Problem description:
Gather all lines in the entries below that include the word "اجزا".
* BEGIN Data extract *
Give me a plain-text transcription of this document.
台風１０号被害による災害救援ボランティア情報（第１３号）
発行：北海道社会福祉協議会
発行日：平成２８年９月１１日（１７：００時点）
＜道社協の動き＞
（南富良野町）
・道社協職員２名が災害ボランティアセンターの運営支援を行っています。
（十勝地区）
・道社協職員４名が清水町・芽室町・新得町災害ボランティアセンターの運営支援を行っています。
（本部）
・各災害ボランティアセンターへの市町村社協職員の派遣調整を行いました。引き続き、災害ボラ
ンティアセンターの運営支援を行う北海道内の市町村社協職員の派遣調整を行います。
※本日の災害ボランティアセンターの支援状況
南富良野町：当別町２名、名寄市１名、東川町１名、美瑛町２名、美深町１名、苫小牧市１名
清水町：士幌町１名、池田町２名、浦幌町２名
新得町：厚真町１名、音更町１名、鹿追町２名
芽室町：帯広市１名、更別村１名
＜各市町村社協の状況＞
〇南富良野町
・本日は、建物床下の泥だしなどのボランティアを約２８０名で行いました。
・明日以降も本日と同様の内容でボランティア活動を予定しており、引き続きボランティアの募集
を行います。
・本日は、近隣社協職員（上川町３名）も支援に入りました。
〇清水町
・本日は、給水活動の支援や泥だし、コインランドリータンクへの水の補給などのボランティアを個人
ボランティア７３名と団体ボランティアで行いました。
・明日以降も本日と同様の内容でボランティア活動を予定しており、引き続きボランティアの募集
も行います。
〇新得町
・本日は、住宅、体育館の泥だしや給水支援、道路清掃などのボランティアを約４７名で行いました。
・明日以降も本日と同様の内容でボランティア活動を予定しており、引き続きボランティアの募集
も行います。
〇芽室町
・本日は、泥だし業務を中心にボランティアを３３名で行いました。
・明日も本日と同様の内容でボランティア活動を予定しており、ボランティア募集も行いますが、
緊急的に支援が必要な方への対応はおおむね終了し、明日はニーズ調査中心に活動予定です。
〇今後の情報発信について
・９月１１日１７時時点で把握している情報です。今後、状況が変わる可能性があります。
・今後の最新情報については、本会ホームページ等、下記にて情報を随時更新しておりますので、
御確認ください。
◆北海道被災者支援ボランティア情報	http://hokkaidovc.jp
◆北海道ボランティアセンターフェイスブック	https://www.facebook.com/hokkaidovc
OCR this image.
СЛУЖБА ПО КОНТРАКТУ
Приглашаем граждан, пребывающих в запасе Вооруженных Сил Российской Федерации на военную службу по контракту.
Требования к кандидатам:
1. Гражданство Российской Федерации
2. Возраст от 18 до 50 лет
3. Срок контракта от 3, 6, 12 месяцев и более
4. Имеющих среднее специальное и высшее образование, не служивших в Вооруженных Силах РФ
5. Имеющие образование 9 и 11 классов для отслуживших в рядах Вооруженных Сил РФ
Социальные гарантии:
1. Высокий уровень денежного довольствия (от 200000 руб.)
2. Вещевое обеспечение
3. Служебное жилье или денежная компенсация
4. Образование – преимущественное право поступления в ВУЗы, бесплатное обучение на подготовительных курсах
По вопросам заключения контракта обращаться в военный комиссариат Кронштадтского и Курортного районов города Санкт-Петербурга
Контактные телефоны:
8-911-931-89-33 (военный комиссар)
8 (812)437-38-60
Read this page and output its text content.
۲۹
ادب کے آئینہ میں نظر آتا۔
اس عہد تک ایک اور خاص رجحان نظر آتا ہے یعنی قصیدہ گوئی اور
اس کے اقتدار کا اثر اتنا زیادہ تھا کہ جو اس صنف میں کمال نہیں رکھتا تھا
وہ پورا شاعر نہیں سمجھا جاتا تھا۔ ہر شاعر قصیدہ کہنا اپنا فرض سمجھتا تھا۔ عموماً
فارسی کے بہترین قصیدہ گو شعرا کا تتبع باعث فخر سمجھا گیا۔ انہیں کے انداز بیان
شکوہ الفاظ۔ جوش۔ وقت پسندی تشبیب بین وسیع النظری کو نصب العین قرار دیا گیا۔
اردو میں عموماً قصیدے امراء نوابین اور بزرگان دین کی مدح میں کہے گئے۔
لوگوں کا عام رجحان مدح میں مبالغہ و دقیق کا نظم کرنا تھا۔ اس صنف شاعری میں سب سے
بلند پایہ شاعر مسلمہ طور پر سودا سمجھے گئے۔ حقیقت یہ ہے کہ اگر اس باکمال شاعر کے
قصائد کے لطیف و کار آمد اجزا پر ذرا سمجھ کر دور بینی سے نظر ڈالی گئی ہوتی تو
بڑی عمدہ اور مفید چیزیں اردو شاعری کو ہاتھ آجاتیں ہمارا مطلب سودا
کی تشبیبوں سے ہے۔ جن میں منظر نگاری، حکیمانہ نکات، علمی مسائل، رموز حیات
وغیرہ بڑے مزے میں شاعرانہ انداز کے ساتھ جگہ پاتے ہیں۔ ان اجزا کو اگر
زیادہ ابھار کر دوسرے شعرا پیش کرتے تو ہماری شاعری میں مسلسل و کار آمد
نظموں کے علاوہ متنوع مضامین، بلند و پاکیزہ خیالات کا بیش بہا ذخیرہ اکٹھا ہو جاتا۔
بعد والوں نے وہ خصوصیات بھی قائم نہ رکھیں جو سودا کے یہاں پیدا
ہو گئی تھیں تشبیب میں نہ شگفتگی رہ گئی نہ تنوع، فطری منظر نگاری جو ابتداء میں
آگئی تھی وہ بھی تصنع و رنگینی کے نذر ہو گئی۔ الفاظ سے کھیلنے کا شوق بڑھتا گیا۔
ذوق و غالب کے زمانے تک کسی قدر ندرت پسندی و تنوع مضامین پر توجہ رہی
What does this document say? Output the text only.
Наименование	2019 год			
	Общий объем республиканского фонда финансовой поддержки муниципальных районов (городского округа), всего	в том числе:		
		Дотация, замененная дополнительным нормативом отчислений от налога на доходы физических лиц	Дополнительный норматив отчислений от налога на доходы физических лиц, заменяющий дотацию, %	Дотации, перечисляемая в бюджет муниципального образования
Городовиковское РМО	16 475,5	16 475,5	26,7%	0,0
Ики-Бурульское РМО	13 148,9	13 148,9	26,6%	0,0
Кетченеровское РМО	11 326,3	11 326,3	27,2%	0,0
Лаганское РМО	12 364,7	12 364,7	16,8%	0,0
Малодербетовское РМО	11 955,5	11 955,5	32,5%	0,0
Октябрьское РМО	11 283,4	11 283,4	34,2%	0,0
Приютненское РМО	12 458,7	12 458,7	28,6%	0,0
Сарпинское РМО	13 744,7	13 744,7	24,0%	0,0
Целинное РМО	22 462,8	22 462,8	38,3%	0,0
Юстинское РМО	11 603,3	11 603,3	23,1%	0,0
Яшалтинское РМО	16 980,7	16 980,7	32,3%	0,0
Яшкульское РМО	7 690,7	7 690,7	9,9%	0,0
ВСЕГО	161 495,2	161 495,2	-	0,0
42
* END Data extract *
Full answer:
قصائد کے لطیف و کار آمد اجزا پر ذرا سمجھ کر دور بینی سے نظر ڈالی گئی ہوتی تو
وغیرہ بڑے مزے میں شاعرانہ انداز کے ساتھ جگہ پاتے ہیں۔ ان اجزا کو اگر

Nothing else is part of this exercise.